**Your goal**
Count every line that has the word "ECONOMIES" in it; give no more than the number.

**Stored dataset items**
•••

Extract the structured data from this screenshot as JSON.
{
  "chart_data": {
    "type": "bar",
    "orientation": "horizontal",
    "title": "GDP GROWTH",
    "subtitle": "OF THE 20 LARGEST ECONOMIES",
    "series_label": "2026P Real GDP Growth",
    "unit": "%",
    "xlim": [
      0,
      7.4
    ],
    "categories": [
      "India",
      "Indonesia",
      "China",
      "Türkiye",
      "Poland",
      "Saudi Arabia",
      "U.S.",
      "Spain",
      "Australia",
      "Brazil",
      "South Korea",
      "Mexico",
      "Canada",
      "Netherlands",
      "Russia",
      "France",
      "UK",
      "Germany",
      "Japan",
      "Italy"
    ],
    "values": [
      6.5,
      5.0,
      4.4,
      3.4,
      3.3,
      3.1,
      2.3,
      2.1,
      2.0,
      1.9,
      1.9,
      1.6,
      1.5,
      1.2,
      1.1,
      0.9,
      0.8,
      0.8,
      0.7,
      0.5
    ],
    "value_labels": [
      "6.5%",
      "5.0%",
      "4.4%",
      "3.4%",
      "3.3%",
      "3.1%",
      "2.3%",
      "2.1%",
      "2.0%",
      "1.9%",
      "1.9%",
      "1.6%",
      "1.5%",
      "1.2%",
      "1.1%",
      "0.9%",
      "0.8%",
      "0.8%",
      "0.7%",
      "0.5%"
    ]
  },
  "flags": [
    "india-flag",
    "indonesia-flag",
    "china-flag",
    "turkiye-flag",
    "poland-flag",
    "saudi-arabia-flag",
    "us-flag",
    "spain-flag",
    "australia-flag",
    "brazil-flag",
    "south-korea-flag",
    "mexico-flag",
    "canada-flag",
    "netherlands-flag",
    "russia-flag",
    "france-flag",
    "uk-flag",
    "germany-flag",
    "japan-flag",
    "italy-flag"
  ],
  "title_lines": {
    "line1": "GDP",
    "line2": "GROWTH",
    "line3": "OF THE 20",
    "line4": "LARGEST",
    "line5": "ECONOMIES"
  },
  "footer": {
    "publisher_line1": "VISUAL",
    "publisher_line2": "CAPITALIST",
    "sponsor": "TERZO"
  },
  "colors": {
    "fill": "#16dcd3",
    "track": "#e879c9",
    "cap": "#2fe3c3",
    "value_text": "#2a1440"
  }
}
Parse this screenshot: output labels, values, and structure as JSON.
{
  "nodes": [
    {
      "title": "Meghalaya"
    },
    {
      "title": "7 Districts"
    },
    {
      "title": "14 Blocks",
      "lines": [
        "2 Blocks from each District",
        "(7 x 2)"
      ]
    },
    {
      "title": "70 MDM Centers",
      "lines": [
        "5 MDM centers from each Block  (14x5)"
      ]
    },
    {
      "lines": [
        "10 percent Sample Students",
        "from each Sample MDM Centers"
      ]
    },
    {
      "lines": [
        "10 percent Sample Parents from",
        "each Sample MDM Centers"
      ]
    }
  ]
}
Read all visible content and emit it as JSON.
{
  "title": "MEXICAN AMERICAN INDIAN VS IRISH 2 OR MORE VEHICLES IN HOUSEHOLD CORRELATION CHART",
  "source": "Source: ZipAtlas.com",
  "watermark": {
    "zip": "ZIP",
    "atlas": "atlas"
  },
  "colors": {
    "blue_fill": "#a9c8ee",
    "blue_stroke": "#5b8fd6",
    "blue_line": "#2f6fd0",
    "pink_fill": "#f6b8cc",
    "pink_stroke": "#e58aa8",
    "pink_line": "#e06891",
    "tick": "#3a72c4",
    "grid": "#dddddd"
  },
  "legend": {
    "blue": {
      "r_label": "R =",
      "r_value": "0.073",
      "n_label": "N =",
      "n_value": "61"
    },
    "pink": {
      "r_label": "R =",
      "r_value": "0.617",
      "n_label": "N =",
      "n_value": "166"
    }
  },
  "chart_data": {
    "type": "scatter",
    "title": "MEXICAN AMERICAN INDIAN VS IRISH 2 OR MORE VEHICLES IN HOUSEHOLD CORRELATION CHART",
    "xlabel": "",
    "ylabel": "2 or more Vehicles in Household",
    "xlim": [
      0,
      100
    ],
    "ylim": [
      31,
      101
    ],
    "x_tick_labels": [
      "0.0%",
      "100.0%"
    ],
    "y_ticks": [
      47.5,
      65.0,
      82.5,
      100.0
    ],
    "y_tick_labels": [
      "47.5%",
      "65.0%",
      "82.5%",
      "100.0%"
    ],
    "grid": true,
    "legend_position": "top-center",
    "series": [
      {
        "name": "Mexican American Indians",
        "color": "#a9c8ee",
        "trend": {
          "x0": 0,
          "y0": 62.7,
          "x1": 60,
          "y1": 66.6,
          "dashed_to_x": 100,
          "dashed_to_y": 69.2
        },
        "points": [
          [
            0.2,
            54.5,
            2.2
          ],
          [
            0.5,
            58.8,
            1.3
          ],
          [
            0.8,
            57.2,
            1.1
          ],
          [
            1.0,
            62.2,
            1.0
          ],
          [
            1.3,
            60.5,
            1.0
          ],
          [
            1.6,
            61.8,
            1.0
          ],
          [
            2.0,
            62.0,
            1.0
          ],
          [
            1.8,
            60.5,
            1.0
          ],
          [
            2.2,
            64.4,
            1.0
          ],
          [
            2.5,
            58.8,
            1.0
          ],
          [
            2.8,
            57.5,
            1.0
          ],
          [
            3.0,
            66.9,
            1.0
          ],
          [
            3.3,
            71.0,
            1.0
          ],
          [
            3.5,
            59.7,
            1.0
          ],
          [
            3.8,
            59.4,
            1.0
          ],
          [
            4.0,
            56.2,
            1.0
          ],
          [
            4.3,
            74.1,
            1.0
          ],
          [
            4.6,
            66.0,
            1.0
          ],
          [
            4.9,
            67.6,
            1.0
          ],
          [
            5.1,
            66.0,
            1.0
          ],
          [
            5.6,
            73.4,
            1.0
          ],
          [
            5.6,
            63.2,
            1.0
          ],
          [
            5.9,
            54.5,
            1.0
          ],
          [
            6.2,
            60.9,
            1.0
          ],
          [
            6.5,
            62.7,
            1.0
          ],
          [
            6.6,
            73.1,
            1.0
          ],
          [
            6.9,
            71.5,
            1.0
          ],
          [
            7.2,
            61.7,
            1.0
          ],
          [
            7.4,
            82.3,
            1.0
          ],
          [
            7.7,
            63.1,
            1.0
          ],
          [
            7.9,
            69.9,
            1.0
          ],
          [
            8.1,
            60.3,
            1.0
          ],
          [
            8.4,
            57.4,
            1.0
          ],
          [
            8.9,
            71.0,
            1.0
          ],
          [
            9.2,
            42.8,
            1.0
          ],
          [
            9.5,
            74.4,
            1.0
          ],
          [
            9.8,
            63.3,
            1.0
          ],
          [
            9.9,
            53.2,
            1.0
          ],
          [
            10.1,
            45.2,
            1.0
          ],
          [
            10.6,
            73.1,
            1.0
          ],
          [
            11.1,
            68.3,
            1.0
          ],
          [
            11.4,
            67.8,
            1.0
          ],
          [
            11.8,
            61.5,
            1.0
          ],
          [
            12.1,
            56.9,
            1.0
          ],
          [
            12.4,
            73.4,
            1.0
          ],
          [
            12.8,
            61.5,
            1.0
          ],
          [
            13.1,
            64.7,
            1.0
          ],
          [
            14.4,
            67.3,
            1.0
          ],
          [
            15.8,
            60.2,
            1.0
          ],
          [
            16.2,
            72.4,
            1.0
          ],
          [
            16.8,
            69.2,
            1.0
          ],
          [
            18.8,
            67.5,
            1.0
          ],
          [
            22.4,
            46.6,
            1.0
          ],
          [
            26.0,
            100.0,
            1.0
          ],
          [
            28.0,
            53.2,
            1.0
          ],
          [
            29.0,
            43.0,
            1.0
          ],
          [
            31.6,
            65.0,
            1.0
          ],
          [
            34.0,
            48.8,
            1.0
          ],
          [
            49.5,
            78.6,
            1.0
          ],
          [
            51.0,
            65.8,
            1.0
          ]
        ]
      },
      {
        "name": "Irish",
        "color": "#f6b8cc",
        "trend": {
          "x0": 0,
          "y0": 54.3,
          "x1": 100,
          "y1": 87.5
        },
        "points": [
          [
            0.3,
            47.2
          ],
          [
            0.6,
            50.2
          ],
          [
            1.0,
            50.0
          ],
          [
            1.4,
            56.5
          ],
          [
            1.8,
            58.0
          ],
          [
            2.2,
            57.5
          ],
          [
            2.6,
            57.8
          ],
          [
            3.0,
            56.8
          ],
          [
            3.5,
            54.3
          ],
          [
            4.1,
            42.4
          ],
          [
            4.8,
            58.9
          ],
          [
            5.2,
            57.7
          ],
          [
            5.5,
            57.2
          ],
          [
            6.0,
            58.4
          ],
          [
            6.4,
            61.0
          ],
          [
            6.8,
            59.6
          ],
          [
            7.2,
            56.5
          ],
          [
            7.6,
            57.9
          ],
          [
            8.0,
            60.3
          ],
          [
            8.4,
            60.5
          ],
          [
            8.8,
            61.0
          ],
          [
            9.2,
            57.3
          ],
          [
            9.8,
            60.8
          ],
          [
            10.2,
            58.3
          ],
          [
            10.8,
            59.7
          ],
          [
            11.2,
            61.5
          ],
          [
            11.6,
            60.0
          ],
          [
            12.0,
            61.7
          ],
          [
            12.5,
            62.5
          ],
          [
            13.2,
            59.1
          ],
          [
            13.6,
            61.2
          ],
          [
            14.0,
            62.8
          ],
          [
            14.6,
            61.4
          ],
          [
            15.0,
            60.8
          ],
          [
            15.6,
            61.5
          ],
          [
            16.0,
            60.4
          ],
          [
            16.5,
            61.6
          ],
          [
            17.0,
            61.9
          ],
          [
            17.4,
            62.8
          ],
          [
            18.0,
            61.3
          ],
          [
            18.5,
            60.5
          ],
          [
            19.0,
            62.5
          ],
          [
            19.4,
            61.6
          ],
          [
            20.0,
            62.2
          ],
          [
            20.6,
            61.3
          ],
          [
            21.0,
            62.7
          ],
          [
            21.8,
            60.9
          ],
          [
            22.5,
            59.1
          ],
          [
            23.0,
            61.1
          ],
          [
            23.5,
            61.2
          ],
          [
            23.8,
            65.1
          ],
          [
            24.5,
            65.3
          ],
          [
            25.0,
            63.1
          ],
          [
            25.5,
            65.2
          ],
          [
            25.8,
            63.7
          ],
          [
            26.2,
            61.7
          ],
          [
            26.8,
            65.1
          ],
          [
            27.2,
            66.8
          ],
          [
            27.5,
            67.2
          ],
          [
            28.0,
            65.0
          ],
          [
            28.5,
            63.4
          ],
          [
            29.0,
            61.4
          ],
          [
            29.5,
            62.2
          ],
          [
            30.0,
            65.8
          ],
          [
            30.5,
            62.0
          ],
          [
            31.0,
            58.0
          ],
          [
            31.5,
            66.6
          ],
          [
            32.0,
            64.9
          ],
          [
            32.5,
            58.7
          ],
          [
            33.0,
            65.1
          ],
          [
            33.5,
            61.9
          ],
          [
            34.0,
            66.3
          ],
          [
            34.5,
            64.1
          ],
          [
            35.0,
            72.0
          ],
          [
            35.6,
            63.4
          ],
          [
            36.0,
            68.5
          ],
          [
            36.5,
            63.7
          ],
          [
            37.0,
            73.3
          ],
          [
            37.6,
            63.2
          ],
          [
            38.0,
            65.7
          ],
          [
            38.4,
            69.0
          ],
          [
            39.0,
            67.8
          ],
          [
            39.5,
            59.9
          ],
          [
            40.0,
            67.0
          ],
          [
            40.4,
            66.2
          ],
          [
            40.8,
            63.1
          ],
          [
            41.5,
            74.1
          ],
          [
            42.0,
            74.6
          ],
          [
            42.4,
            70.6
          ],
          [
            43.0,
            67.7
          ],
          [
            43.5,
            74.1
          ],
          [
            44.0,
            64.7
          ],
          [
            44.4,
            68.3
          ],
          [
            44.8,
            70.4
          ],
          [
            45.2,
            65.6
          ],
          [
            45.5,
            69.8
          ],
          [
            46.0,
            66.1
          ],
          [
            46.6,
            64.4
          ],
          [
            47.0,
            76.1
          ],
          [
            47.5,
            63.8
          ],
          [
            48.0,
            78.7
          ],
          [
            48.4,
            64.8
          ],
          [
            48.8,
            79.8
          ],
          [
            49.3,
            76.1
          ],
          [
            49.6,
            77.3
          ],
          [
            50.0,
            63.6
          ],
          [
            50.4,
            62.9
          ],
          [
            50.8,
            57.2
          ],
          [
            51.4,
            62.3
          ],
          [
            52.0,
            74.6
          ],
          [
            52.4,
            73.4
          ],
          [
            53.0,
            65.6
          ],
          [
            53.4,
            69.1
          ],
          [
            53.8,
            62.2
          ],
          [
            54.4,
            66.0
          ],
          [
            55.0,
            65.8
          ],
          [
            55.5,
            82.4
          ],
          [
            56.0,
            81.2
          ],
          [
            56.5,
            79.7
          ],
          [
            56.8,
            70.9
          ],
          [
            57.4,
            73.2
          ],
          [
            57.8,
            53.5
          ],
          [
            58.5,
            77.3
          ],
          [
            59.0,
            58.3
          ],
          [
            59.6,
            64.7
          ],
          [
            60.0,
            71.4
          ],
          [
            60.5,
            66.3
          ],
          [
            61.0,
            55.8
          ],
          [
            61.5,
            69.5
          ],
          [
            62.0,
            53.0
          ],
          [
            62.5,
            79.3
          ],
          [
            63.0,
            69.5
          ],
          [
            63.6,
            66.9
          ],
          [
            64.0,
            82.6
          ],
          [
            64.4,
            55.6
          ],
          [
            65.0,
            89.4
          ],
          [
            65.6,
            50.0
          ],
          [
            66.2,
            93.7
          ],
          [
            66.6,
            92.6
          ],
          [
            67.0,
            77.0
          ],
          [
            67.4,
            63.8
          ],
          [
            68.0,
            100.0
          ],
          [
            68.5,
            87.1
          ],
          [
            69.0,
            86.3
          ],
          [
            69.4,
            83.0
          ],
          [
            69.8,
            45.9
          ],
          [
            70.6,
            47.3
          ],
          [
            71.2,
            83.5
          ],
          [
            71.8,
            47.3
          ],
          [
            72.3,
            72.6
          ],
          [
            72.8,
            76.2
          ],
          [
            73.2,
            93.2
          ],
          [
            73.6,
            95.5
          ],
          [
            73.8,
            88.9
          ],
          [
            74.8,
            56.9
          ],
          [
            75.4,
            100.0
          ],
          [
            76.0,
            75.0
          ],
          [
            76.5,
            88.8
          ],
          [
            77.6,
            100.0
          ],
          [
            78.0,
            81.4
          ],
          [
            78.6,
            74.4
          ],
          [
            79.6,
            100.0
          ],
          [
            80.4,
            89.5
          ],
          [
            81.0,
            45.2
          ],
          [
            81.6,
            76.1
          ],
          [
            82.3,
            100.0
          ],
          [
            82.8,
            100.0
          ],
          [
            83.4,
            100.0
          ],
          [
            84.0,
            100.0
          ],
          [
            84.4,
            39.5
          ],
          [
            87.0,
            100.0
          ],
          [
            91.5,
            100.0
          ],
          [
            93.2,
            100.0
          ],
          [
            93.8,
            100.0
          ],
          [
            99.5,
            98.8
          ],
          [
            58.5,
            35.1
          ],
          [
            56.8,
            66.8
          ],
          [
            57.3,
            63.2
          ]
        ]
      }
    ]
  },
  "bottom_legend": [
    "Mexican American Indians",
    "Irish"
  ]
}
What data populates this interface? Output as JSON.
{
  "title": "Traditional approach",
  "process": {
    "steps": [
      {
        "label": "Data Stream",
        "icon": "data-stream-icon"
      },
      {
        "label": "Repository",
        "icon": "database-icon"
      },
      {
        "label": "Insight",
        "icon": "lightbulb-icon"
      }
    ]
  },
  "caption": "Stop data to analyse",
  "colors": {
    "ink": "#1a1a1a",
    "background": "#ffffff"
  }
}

•••

**Response to this exercise**
2